DOCUMENT TEXT:

NCT number NCT06345053
Other study ID # 203428
Secondary ID
Status Recruiting
Phase N/A
First received
Last updated
Start date May 1, 2021
Est. completion date October 1, 2025

Study information

Verified date April 2024
Source Norwegian University of Science and Technology
Contact Johanna Vigfusdottir
Phone +4746746154
Email johannavigfusd@gmail.com
Is FDA regulated No
Health authority
Study type Interventional

Clinical Trial Summary

There are high rates of co-occurring posttraumatic stress disorder (PTSD) among patients receiving treatment for substance use disorder (SUD). PTSD and SUD should be treated simultaneously, but adults in SUD treatment are often not assessed for PTSD nor offered PTSD-based interventions. One of the reasons for reluctance in offering trauma focused treatment is increased risk of drop out. PTSD and related emotion dysregulation are related to elevated psychological burden, higher dropout rates and increased risk of relapse. this is a feasibility study, where the plan is to integrate a combination of Dialectical Behaviour Therapy for Substance Use Disorder (DBT-SUD skills) a therapy targeting difficulties in emotion regulation and Narrative Exposure Therapy (NET) a trauma focused therapy, for patients with co-occurring PTSD symptoms into standard SUD treatment . The plan is to assess its potential benefits by assessing whether adding this combination to standard SUD treatment is relevant, feasible, acceptable, and safe. Treatment outcomes are 1) Prevalence of PTSD, suicidal behaviour, and self-harm, as well as the severity of difficulties in emotion regulation and emotional avoidance among patients (N approx. = 100) in inpatient treatment for SUD. 2) Change post-treatment and at 3 and 12 months follow up, from baseline in PTSD symptom severity, depressive symptoms, emotion regulation, emotion avoidance, and experience of shame. 3) Rates of dropout and relapse compared to previous rates. This project can increase knowledge about psychological mechanisms in co-occurring PTSD and SUD and improve the quality of treatment for this vulnerable patient population.

YOUR ASSIGNMENT:
List every measure the trial listing says will be checked for change from baseline after treatment and at 3 and 12 months. You won't need the material after the trial listing.

Records taken from a dataset:
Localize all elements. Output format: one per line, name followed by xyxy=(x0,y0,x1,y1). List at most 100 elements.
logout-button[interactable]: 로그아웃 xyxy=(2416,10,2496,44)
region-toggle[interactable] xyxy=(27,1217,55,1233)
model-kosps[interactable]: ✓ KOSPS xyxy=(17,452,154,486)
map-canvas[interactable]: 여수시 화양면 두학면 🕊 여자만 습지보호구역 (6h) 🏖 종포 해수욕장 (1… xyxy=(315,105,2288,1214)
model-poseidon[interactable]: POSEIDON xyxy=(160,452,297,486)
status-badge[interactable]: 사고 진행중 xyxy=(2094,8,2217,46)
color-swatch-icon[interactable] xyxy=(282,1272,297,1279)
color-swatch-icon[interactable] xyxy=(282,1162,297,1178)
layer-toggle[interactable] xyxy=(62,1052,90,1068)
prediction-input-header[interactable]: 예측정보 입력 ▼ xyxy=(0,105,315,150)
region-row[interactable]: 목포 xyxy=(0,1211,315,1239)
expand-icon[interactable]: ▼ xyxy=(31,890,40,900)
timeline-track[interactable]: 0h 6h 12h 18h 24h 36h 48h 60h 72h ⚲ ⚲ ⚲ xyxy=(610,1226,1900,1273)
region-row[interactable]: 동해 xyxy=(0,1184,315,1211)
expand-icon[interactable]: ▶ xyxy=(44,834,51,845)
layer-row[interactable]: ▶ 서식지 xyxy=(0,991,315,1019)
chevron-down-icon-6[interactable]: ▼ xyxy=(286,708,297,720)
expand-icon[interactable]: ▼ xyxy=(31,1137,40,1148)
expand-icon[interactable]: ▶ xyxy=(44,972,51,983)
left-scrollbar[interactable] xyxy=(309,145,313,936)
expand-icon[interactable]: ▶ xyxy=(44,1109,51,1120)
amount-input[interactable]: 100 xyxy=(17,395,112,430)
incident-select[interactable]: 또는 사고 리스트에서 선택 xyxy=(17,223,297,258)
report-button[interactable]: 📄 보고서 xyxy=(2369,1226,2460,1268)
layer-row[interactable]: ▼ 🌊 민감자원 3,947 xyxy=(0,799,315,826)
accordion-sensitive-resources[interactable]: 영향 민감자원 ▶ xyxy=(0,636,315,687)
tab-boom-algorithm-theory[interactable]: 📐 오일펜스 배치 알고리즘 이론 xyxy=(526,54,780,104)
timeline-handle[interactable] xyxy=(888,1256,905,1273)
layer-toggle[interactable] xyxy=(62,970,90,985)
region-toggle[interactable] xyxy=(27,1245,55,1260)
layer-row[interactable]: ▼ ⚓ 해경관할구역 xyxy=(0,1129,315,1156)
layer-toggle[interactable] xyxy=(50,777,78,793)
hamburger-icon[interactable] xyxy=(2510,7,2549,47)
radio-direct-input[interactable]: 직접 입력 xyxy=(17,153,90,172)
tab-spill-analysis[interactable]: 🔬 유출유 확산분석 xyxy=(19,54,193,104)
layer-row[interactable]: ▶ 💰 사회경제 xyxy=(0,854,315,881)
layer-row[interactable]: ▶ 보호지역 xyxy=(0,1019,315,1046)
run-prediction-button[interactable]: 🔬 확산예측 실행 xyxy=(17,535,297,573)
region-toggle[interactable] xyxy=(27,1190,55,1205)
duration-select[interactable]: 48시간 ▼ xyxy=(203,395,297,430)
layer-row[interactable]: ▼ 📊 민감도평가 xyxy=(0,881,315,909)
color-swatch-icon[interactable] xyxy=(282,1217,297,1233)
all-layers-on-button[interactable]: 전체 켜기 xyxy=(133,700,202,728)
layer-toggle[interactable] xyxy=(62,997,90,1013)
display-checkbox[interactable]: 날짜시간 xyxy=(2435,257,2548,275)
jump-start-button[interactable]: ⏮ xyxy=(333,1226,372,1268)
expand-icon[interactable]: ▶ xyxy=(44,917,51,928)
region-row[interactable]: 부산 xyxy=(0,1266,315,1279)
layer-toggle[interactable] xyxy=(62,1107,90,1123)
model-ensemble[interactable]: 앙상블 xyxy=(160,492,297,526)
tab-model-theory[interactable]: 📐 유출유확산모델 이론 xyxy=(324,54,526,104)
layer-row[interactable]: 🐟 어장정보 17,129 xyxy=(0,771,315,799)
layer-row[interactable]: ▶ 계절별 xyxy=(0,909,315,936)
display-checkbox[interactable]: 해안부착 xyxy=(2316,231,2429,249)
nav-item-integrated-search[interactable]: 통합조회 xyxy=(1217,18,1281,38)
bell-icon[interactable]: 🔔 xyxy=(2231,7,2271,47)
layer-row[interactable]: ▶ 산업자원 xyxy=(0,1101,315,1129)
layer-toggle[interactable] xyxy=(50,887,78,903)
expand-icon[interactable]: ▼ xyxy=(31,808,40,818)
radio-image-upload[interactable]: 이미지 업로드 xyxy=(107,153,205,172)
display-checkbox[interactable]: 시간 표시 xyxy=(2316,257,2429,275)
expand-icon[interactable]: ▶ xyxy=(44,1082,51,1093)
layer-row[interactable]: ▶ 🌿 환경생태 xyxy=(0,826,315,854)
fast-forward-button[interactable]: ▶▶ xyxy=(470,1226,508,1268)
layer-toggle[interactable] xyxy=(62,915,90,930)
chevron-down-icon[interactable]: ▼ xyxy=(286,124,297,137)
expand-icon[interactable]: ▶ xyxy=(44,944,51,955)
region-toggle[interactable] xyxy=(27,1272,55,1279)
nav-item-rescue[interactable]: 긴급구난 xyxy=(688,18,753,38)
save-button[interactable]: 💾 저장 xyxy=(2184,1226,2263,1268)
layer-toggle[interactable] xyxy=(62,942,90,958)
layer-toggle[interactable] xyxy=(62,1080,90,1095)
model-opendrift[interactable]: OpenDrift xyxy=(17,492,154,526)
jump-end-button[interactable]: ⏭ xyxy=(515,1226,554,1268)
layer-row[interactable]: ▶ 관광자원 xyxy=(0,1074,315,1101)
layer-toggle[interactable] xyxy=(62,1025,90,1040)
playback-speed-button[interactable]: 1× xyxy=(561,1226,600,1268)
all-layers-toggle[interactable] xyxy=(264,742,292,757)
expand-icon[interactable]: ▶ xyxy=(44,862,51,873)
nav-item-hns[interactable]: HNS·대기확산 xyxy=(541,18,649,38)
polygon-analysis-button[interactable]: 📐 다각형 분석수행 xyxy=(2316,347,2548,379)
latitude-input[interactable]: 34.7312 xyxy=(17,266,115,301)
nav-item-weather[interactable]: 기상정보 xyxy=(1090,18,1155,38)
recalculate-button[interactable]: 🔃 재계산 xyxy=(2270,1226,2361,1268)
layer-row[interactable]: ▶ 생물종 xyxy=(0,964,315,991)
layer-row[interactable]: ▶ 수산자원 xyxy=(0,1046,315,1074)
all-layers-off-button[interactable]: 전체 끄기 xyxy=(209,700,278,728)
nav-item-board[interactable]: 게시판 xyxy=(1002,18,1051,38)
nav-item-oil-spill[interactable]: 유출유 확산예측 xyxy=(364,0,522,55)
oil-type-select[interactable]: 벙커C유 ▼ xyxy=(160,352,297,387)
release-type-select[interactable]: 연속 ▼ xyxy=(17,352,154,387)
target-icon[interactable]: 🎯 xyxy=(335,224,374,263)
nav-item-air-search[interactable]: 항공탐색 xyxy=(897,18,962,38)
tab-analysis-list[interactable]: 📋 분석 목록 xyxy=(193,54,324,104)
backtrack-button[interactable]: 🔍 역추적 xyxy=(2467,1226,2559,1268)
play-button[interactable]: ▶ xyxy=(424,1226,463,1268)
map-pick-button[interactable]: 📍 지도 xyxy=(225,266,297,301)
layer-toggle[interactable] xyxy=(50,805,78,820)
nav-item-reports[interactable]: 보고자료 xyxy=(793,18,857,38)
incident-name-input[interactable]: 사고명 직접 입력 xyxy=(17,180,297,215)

OUTPUT FOR THIS TASK:
- PTSD symptom severity
- Depressive symptoms
- Emotion regulation
- Emotion avoidance
- Experience of shame